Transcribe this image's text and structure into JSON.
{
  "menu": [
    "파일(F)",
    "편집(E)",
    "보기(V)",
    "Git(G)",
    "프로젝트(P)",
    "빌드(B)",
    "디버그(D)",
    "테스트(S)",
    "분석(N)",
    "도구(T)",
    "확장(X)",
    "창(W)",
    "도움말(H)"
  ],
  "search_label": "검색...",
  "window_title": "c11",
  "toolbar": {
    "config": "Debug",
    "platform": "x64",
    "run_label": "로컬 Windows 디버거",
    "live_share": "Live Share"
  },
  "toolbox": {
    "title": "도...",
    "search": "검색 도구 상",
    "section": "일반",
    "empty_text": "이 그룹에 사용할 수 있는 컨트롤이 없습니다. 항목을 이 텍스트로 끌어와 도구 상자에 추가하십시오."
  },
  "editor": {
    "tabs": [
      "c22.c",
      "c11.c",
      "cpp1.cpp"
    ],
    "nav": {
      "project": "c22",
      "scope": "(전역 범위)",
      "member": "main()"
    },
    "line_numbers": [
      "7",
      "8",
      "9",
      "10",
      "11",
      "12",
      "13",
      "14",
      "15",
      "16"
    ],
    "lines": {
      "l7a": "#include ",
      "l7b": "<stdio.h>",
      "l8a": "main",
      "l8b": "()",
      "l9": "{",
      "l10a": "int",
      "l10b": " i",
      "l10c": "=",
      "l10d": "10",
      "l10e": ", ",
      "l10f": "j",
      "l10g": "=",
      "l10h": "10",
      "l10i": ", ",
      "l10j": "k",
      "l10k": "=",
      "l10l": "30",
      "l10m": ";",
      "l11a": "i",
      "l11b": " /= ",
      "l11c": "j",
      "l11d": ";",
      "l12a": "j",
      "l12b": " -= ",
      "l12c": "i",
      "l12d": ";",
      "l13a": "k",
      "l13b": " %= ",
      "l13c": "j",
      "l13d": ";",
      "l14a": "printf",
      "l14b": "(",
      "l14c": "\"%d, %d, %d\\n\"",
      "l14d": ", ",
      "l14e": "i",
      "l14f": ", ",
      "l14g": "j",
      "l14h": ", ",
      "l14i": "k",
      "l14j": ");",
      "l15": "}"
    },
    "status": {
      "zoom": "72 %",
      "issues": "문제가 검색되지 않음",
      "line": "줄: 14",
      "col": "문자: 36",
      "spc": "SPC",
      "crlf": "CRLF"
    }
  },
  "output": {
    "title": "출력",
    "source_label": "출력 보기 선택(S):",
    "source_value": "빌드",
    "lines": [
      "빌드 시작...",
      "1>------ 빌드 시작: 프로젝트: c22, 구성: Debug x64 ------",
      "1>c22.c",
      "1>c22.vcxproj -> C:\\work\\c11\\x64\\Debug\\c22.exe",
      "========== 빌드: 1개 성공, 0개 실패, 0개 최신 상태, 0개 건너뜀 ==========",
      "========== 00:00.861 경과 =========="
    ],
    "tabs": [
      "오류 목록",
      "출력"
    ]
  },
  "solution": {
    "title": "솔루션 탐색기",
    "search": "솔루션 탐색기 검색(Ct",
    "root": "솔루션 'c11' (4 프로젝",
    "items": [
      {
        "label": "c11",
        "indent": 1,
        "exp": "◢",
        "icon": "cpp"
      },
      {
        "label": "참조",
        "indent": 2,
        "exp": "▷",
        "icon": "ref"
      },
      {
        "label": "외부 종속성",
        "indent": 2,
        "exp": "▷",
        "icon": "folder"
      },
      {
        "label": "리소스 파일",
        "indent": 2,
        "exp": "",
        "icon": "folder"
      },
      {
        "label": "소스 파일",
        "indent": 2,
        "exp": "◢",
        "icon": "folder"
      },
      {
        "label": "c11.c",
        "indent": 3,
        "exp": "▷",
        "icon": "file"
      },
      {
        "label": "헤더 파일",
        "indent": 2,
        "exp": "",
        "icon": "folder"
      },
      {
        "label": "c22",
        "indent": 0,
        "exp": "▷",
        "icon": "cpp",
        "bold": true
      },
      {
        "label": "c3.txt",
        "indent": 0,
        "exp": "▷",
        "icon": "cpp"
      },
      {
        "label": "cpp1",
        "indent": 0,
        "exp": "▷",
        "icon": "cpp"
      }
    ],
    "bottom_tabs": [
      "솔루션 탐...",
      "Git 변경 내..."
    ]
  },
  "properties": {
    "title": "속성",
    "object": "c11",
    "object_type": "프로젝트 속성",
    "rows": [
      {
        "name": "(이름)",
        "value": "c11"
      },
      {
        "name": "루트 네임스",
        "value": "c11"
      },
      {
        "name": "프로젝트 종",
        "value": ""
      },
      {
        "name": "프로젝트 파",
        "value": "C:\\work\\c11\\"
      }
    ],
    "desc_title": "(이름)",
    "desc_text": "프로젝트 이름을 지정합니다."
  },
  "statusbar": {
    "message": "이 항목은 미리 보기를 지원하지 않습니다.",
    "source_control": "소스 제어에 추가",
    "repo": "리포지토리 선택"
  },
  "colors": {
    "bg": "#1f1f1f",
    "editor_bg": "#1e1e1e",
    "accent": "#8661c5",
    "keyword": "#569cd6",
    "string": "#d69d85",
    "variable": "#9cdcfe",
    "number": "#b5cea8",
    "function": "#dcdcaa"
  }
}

**Task objective:** Scan the listing above. Collect all lines with the word "프로젝트".

**Expected answer:**
    "프로젝트(P)",
      "1>------ 빌드 시작: 프로젝트: c22, 구성: Debug x64 ------",
    "object_type": "프로젝트 속성",
        "name": "프로젝트 종",
        "name": "프로젝트 파",
    "desc_text": "프로젝트 이름을 지정합니다."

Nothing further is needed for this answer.